▶ **Goal**: Take down each entry exactly as written.

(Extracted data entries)
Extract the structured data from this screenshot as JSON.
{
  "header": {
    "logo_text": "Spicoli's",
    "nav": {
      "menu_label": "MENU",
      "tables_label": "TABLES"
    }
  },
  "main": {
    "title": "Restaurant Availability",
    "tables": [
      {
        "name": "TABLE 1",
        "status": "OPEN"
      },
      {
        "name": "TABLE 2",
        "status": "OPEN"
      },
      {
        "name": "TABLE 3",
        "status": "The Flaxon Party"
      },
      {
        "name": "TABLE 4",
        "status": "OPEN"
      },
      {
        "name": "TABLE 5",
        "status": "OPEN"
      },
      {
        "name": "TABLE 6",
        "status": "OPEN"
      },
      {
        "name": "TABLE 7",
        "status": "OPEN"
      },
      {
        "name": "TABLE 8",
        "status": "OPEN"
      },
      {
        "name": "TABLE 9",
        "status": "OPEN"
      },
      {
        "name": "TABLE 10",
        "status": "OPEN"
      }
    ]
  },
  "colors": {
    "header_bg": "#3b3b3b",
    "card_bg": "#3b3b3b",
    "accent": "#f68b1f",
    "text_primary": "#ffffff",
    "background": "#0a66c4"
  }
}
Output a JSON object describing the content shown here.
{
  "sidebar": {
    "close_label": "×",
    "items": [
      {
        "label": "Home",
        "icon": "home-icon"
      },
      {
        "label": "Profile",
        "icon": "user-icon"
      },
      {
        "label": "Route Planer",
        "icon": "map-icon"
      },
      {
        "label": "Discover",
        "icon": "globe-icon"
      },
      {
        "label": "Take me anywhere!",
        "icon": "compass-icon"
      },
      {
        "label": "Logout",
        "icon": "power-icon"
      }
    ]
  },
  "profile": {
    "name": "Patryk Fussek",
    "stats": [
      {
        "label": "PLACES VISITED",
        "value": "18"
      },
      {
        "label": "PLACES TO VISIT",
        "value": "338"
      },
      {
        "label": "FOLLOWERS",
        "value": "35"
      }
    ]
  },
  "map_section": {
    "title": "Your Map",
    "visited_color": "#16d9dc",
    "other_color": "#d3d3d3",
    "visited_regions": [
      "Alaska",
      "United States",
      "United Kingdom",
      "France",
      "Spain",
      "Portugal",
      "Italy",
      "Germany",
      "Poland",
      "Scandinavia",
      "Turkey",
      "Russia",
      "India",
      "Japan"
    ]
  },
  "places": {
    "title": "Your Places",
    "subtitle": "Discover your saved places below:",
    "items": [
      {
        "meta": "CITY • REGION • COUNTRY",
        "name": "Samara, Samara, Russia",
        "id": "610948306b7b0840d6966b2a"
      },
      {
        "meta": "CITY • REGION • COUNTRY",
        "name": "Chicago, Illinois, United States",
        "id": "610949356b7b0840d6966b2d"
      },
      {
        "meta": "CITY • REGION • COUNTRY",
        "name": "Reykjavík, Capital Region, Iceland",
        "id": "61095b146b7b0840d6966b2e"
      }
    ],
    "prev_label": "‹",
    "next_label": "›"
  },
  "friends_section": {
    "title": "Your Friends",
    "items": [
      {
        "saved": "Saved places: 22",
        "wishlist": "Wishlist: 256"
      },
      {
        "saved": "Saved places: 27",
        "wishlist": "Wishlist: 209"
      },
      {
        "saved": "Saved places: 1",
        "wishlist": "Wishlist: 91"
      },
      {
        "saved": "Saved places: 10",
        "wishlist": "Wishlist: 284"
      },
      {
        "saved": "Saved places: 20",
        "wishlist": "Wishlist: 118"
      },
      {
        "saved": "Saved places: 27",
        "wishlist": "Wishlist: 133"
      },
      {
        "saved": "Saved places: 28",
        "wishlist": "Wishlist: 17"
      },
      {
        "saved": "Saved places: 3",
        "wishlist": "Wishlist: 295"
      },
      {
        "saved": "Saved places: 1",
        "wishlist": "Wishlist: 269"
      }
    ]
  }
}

▶ **Right answer**:
Extract the structured data from this screenshot as JSON.
{
  "header": {
    "logo_text": "Spicoli's",
    "nav": {
      "menu_label": "MENU",
      "tables_label": "TABLES"
    }
  },
  "main": {
    "title": "Restaurant Availability",
    "tables": [
      {
        "name": "TABLE 1",
        "status": "OPEN"
      },
      {
        "name": "TABLE 2",
        "status": "OPEN"
      },
      {
        "name": "TABLE 3",
        "status": "The Flaxon Party"
      },
      {
        "name": "TABLE 4",
        "status": "OPEN"
      },
      {
        "name": "TABLE 5",
        "status": "OPEN"
      },
      {
        "name": "TABLE 6",
        "status": "OPEN"
      },
      {
        "name": "TABLE 7",
        "status": "OPEN"
      },
      {
        "name": "TABLE 8",
        "status": "OPEN"
      },
      {
        "name": "TABLE 9",
        "status": "OPEN"
      },
      {
        "name": "TABLE 10",
        "status": "OPEN"
      }
    ]
  },
  "colors": {
    "header_bg": "#3b3b3b",
    "card_bg": "#3b3b3b",
    "accent": "#f68b1f",
    "text_primary": "#ffffff",
    "background": "#0a66c4"
  }
}
Output a JSON object describing the content shown here.
{
  "sidebar": {
    "close_label": "×",
    "items": [
      {
        "label": "Home",
        "icon": "home-icon"
      },
      {
        "label": "Profile",
        "icon": "user-icon"
      },
      {
        "label": "Route Planer",
        "icon": "map-icon"
      },
      {
        "label": "Discover",
        "icon": "globe-icon"
      },
      {
        "label": "Take me anywhere!",
        "icon": "compass-icon"
      },
      {
        "label": "Logout",
        "icon": "power-icon"
      }
    ]
  },
  "profile": {
    "name": "Patryk Fussek",
    "stats": [
      {
        "label": "PLACES VISITED",
        "value": "18"
      },
      {
        "label": "PLACES TO VISIT",
        "value": "338"
      },
      {
        "label": "FOLLOWERS",
        "value": "35"
      }
    ]
  },
  "map_section": {
    "title": "Your Map",
    "visited_color": "#16d9dc",
    "other_color": "#d3d3d3",
    "visited_regions": [
      "Alaska",
      "United States",
      "United Kingdom",
      "France",
      "Spain",
      "Portugal",
      "Italy",
      "Germany",
      "Poland",
      "Scandinavia",
      "Turkey",
      "Russia",
      "India",
      "Japan"
    ]
  },
  "places": {
    "title": "Your Places",
    "subtitle": "Discover your saved places below:",
    "items": [
      {
        "meta": "CITY • REGION • COUNTRY",
        "name": "Samara, Samara, Russia",
        "id": "610948306b7b0840d6966b2a"
      },
      {
        "meta": "CITY • REGION • COUNTRY",
        "name": "Chicago, Illinois, United States",
        "id": "610949356b7b0840d6966b2d"
      },
      {
        "meta": "CITY • REGION • COUNTRY",
        "name": "Reykjavík, Capital Region, Iceland",
        "id": "61095b146b7b0840d6966b2e"
      }
    ],
    "prev_label": "‹",
    "next_label": "›"
  },
  "friends_section": {
    "title": "Your Friends",
    "items": [
      {
        "saved": "Saved places: 22",
        "wishlist": "Wishlist: 256"
      },
      {
        "saved": "Saved places: 27",
        "wishlist": "Wishlist: 209"
      },
      {
        "saved": "Saved places: 1",
        "wishlist": "Wishlist: 91"
      },
      {
        "saved": "Saved places: 10",
        "wishlist": "Wishlist: 284"
      },
      {
        "saved": "Saved places: 20",
        "wishlist": "Wishlist: 118"
      },
      {
        "saved": "Saved places: 27",
        "wishlist": "Wishlist: 133"
      },
      {
        "saved": "Saved places: 28",
        "wishlist": "Wishlist: 17"
      },
      {
        "saved": "Saved places: 3",
        "wishlist": "Wishlist: 295"
      },
      {
        "saved": "Saved places: 1",
        "wishlist": "Wishlist: 269"
      }
    ]
  }
}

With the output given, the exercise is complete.